** begin RECORD EXCERPTS **

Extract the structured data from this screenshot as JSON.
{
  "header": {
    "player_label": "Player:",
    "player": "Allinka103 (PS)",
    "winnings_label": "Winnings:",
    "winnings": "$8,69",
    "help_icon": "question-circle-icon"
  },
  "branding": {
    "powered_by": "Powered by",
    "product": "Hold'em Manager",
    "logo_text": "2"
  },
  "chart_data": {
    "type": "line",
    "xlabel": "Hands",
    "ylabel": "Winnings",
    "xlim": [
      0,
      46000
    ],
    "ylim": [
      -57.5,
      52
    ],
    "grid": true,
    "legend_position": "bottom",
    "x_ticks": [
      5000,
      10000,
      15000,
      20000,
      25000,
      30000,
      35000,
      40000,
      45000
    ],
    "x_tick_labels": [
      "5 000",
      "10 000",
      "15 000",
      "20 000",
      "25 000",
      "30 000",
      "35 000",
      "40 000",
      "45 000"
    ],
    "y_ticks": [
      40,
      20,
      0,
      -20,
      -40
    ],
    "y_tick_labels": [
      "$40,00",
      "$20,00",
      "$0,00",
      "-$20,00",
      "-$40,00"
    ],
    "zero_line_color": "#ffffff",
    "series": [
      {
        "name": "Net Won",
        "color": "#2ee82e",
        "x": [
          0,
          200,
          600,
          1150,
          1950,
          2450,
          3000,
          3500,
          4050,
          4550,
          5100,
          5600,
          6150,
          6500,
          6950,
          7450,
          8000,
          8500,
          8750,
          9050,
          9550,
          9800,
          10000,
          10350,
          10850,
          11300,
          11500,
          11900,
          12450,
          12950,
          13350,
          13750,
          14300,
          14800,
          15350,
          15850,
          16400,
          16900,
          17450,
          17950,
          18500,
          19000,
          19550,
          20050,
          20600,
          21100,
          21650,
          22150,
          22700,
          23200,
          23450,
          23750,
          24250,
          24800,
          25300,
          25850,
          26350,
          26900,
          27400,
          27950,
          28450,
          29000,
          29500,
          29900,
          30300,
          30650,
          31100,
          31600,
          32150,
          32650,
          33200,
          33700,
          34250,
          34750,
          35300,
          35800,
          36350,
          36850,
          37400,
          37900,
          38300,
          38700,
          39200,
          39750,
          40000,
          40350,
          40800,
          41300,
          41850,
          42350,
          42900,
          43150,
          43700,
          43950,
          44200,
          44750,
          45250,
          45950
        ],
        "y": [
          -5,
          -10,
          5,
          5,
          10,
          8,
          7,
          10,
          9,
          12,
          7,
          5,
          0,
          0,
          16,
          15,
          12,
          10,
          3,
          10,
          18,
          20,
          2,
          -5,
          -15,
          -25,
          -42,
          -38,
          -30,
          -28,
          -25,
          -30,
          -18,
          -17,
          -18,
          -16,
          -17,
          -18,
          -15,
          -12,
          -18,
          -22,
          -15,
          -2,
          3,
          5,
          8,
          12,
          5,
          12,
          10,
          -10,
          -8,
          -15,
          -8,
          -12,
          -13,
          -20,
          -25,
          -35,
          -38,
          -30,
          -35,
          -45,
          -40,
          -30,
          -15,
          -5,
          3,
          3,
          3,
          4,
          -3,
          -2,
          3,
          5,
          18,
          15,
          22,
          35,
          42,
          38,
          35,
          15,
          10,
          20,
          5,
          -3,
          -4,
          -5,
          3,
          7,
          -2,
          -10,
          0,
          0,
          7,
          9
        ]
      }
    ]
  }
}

** end RECORD EXCERPTS **

Quote all the records exactly, please, leaving none out.

Extract the structured data from this screenshot as JSON.
{
  "header": {
    "player_label": "Player:",
    "player": "Allinka103 (PS)",
    "winnings_label": "Winnings:",
    "winnings": "$8,69",
    "help_icon": "question-circle-icon"
  },
  "branding": {
    "powered_by": "Powered by",
    "product": "Hold'em Manager",
    "logo_text": "2"
  },
  "chart_data": {
    "type": "line",
    "xlabel": "Hands",
    "ylabel": "Winnings",
    "xlim": [
      0,
      46000
    ],
    "ylim": [
      -57.5,
      52
    ],
    "grid": true,
    "legend_position": "bottom",
    "x_ticks": [
      5000,
      10000,
      15000,
      20000,
      25000,
      30000,
      35000,
      40000,
      45000
    ],
    "x_tick_labels": [
      "5 000",
      "10 000",
      "15 000",
      "20 000",
      "25 000",
      "30 000",
      "35 000",
      "40 000",
      "45 000"
    ],
    "y_ticks": [
      40,
      20,
      0,
      -20,
      -40
    ],
    "y_tick_labels": [
      "$40,00",
      "$20,00",
      "$0,00",
      "-$20,00",
      "-$40,00"
    ],
    "zero_line_color": "#ffffff",
    "series": [
      {
        "name": "Net Won",
        "color": "#2ee82e",
        "x": [
          0,
          200,
          600,
          1150,
          1950,
          2450,
          3000,
          3500,
          4050,
          4550,
          5100,
          5600,
          6150,
          6500,
          6950,
          7450,
          8000,
          8500,
          8750,
          9050,
          9550,
          9800,
          10000,
          10350,
          10850,
          11300,
          11500,
          11900,
          12450,
          12950,
          13350,
          13750,
          14300,
          14800,
          15350,
          15850,
          16400,
          16900,
          17450,
          17950,
          18500,
          19000,
          19550,
          20050,
          20600,
          21100,
          21650,
          22150,
          22700,
          23200,
          23450,
          23750,
          24250,
          24800,
          25300,
          25850,
          26350,
          26900,
          27400,
          27950,
          28450,
          29000,
          29500,
          29900,
          30300,
          30650,
          31100,
          31600,
          32150,
          32650,
          33200,
          33700,
          34250,
          34750,
          35300,
          35800,
          36350,
          36850,
          37400,
          37900,
          38300,
          38700,
          39200,
          39750,
          40000,
          40350,
          40800,
          41300,
          41850,
          42350,
          42900,
          43150,
          43700,
          43950,
          44200,
          44750,
          45250,
          45950
        ],
        "y": [
          -5,
          -10,
          5,
          5,
          10,
          8,
          7,
          10,
          9,
          12,
          7,
          5,
          0,
          0,
          16,
          15,
          12,
          10,
          3,
          10,
          18,
          20,
          2,
          -5,
          -15,
          -25,
          -42,
          -38,
          -30,
          -28,
          -25,
          -30,
          -18,
          -17,
          -18,
          -16,
          -17,
          -18,
          -15,
          -12,
          -18,
          -22,
          -15,
          -2,
          3,
          5,
          8,
          12,
          5,
          12,
          10,
          -10,
          -8,
          -15,
          -8,
          -12,
          -13,
          -20,
          -25,
          -35,
          -38,
          -30,
          -35,
          -45,
          -40,
          -30,
          -15,
          -5,
          3,
          3,
          3,
          4,
          -3,
          -2,
          3,
          5,
          18,
          15,
          22,
          35,
          42,
          38,
          35,
          15,
          10,
          20,
          5,
          -3,
          -4,
          -5,
          3,
          7,
          -2,
          -10,
          0,
          0,
          7,
          9
        ]
      }
    ]
  }
}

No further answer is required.